• SET TASK:
Pick out each line containing the string "Deep" and copy it.

----

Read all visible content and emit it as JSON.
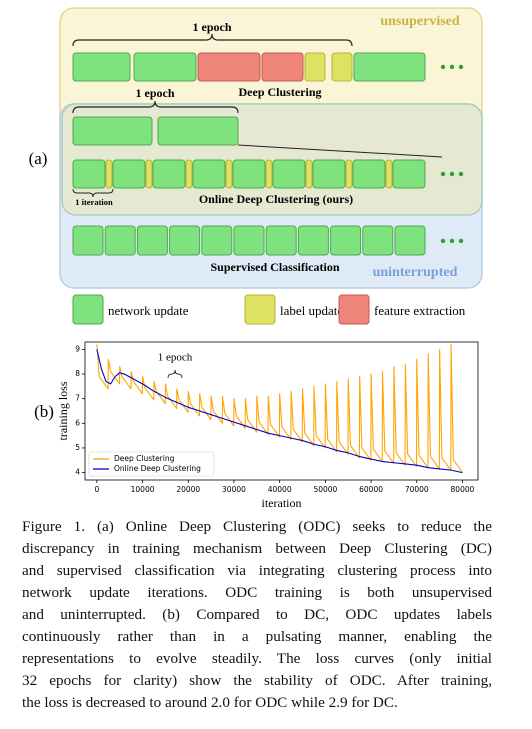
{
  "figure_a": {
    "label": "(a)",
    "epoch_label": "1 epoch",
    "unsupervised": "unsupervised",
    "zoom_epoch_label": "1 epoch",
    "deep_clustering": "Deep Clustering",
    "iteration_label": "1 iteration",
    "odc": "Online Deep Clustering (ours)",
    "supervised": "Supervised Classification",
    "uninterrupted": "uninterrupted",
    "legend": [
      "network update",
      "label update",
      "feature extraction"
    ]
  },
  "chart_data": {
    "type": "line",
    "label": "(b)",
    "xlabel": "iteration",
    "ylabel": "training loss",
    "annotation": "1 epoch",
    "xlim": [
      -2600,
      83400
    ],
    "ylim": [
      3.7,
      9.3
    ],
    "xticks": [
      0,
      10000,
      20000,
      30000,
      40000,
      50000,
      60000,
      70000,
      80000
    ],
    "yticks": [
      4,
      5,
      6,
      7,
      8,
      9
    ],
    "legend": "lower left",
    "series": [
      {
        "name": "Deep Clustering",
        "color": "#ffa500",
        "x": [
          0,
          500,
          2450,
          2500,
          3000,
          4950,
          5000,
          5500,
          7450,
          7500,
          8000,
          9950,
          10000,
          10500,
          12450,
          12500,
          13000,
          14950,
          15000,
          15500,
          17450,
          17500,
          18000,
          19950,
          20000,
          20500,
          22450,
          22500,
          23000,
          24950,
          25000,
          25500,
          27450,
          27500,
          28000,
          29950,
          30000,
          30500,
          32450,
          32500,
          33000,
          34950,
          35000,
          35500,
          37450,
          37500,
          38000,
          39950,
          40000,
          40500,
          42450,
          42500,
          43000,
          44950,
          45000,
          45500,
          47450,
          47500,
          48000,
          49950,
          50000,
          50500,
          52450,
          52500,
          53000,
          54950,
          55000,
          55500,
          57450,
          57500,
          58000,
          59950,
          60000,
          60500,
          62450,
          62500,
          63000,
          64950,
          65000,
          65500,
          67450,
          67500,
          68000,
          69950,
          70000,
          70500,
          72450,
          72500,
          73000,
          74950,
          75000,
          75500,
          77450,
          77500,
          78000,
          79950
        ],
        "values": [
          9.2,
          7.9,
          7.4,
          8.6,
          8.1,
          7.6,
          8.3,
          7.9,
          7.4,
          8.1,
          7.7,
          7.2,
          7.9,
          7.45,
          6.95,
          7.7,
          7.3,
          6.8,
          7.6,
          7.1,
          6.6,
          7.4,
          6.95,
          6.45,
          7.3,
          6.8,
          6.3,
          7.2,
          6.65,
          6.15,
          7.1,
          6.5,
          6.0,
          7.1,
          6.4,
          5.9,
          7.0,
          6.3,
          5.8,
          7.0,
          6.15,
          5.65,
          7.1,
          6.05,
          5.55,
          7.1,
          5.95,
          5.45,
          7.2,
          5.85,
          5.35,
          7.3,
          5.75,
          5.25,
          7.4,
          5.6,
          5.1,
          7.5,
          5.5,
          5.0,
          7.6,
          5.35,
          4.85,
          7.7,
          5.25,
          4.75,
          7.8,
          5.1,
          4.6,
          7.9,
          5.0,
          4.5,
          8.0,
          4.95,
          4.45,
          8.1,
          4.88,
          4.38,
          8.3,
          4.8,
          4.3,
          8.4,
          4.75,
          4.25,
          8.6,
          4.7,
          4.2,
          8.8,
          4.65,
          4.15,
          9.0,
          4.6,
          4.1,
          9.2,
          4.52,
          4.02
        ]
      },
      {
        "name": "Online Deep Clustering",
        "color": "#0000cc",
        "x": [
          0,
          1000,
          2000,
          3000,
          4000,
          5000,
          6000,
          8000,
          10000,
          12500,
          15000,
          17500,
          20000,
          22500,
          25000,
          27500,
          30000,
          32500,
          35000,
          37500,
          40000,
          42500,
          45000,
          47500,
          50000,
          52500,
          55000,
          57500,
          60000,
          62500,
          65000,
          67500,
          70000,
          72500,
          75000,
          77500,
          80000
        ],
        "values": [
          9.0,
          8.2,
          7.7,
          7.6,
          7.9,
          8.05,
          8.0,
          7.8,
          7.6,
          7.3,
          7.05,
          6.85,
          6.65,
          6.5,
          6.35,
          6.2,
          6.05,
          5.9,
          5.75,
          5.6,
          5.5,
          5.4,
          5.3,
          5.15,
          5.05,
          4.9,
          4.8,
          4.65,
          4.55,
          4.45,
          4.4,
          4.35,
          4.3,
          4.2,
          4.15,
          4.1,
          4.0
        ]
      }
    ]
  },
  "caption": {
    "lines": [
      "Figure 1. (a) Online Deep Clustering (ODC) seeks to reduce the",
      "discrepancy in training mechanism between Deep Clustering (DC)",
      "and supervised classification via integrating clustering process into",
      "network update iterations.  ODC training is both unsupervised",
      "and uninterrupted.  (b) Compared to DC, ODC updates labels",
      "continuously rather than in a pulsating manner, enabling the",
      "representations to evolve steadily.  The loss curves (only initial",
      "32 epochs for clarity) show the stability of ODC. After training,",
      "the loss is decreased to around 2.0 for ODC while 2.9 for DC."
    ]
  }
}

----

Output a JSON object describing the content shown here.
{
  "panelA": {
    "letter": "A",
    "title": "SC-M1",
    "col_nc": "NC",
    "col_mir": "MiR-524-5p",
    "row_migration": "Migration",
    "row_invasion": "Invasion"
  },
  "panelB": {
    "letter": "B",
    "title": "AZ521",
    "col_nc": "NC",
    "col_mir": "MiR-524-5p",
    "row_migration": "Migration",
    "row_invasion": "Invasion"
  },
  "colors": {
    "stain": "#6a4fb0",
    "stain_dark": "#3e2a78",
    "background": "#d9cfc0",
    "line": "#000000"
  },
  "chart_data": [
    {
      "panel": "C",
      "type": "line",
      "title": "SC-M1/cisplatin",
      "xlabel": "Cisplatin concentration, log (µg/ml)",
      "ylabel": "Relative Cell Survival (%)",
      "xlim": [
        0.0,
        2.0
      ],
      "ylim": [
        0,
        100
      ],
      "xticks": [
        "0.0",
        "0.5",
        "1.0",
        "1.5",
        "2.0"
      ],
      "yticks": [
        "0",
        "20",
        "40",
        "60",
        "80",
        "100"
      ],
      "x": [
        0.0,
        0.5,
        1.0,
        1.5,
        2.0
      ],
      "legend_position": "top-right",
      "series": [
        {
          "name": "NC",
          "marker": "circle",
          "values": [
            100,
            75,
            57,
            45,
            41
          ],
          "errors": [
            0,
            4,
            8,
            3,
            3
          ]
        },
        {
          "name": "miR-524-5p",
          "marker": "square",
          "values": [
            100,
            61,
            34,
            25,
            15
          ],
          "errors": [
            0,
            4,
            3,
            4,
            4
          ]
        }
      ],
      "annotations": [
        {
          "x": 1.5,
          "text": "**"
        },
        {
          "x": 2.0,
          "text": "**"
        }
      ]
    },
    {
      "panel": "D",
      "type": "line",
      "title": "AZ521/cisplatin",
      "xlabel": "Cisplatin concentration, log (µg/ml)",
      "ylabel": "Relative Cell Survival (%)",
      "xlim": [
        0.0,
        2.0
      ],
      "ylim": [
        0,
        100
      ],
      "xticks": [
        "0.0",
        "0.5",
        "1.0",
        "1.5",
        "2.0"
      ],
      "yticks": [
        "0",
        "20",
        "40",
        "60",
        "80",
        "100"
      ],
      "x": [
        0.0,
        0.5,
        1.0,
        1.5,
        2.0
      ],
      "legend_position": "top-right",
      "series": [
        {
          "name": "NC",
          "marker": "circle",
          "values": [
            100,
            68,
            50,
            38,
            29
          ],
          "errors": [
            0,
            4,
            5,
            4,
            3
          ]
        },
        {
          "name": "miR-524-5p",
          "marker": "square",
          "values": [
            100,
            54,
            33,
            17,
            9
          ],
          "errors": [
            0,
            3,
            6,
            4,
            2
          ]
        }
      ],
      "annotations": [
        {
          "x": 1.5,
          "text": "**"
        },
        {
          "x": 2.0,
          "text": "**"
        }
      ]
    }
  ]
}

----

• PROBLEM SOLUTION:
    "deep_clustering": "Deep Clustering",
    "odc": "Online Deep Clustering (ours)",
        "name": "Deep Clustering",
        "name": "Online Deep Clustering",
      "Figure 1. (a) Online Deep Clustering (ODC) seeks to reduce the",
      "discrepancy in training mechanism between Deep Clustering (DC)",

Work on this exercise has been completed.